Instructions to follow:
Go through the data below. List every line that holds the word "framkommit".

Material for the task:
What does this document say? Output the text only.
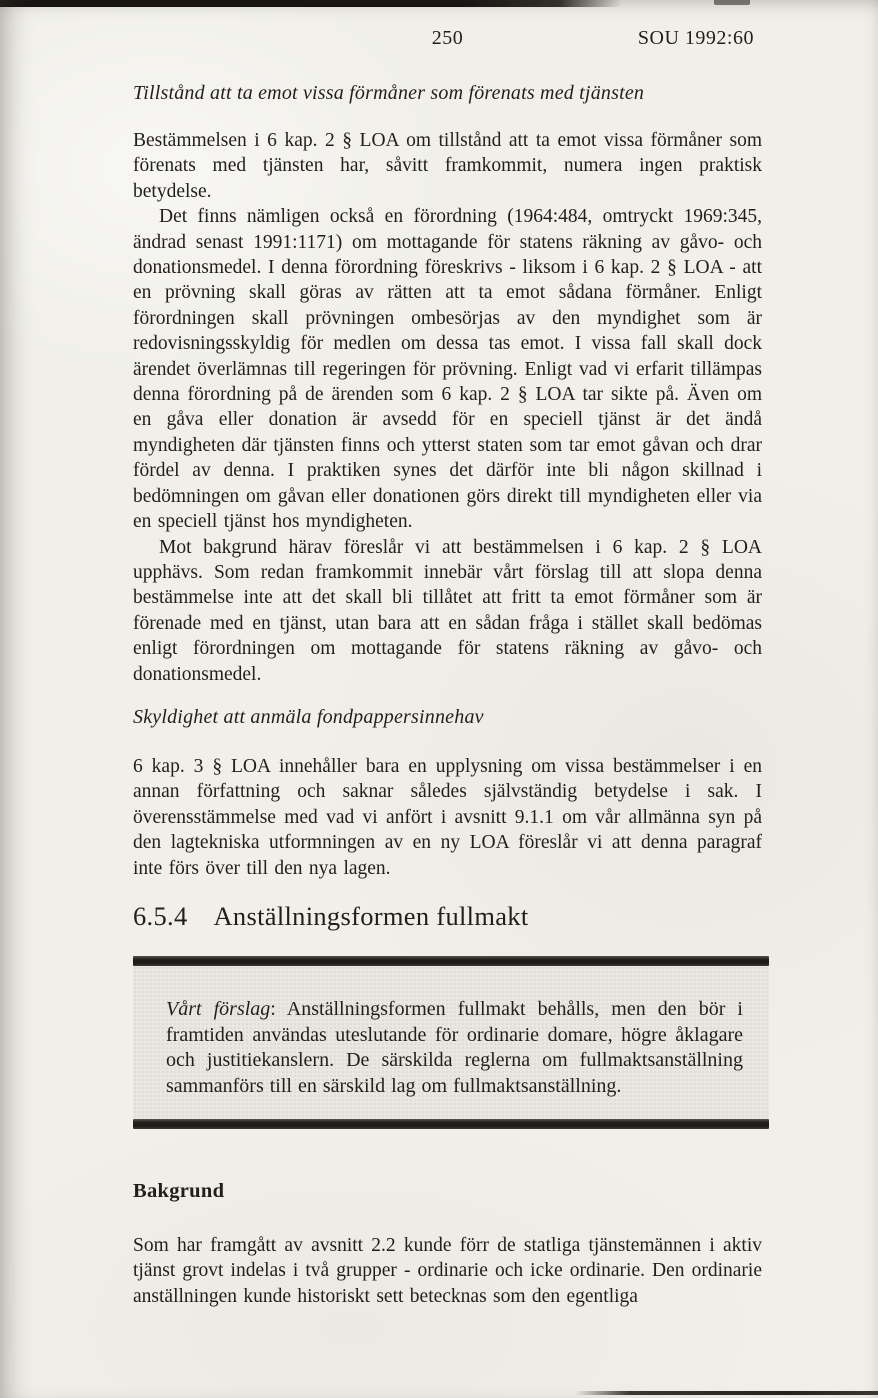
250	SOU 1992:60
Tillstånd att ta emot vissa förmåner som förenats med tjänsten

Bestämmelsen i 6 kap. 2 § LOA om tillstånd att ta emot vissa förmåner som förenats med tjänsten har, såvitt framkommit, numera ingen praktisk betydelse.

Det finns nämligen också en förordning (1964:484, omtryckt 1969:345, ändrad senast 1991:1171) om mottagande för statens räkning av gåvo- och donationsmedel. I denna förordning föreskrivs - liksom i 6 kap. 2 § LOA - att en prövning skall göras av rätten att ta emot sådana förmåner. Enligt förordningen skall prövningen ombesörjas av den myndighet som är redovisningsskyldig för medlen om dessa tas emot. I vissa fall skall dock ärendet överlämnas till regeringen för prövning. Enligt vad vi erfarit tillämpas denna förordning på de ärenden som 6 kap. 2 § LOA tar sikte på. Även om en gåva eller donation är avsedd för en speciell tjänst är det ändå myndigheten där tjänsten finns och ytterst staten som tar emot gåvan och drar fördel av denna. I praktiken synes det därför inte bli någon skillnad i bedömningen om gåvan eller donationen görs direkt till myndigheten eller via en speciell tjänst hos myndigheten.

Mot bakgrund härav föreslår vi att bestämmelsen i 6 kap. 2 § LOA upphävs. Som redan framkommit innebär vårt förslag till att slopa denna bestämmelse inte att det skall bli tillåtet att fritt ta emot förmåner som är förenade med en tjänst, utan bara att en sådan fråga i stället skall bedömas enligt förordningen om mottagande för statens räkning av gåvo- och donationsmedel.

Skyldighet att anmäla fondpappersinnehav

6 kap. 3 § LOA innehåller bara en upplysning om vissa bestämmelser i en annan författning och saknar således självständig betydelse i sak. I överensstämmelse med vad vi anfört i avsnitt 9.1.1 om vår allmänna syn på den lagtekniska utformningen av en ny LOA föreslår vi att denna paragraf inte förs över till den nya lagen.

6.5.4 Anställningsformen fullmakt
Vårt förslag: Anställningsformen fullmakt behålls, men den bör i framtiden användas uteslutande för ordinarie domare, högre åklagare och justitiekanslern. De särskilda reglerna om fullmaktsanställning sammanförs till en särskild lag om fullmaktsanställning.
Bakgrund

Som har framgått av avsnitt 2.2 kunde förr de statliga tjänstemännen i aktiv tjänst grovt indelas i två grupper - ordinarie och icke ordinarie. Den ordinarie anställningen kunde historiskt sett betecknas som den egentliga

...

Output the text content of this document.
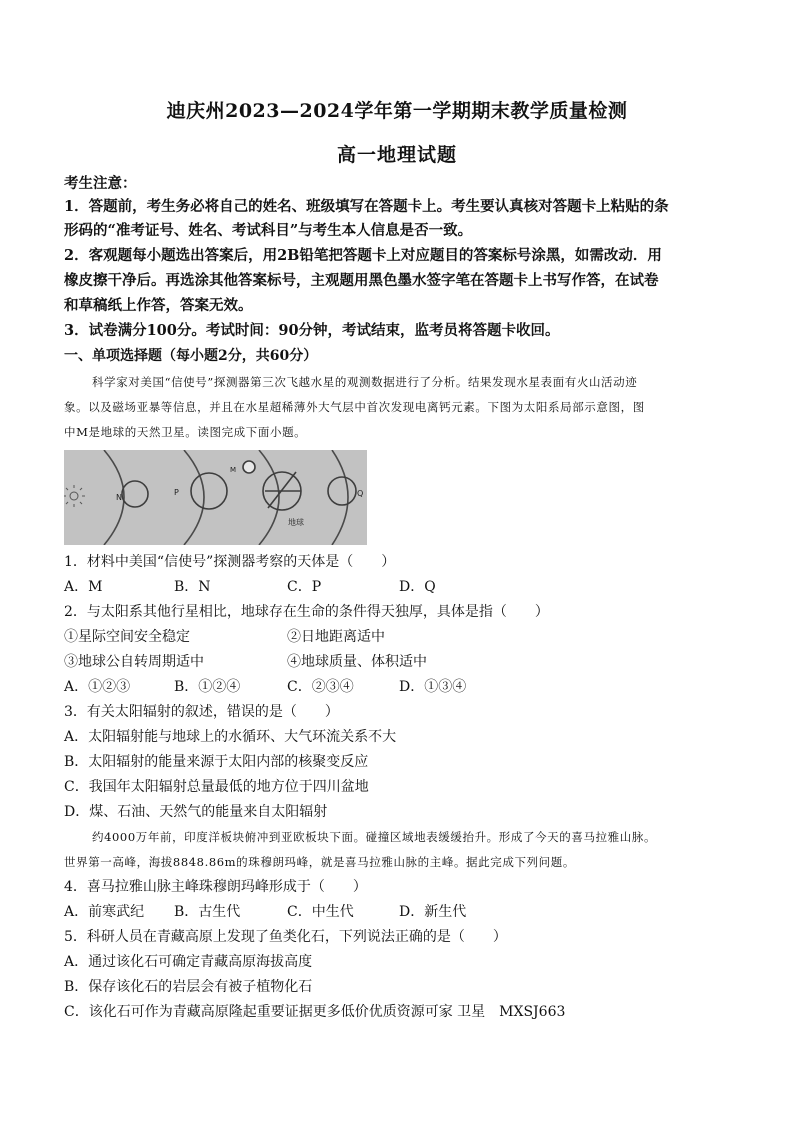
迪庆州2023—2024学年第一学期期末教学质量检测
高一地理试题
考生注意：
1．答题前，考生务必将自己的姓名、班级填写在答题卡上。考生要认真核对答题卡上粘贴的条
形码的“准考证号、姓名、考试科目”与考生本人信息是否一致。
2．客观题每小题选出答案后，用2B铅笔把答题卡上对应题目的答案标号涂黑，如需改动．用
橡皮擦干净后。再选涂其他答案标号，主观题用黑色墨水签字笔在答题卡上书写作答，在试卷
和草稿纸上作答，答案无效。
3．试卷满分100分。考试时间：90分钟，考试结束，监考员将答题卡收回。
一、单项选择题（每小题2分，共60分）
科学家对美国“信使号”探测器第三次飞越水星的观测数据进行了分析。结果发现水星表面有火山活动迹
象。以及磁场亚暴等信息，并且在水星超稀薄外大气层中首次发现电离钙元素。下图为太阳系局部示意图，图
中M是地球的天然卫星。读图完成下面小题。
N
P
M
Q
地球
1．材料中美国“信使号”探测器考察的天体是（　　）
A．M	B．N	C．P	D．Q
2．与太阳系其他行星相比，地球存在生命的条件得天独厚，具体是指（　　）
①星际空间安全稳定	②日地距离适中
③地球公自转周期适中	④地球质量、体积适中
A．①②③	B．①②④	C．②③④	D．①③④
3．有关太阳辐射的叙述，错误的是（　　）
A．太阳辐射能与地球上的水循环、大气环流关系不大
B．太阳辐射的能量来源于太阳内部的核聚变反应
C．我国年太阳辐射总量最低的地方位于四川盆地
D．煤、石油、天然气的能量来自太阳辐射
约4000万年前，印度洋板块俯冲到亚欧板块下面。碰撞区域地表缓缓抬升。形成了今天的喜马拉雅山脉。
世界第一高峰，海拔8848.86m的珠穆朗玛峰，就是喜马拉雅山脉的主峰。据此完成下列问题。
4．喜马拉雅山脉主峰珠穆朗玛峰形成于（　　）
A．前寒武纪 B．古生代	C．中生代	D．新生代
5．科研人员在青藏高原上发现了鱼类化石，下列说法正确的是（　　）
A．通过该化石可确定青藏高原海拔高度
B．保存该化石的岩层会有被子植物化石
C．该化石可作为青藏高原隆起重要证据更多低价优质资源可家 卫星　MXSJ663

Answer to the exercise:
Bestämmelsen i 6 kap. 2 § LOA om tillstånd att ta emot vissa förmåner som förenats med tjänsten har, såvitt framkommit, numera ingen praktisk betydelse.
Mot bakgrund härav föreslår vi att bestämmelsen i 6 kap. 2 § LOA upphävs. Som redan framkommit innebär vårt förslag till att slopa denna bestämmelse inte att det skall bli tillåtet att fritt ta emot förmåner som är förenade med en tjänst, utan bara att en sådan fråga i stället skall bedömas enligt förordningen om mottagande för statens räkning av gåvo- och donationsmedel.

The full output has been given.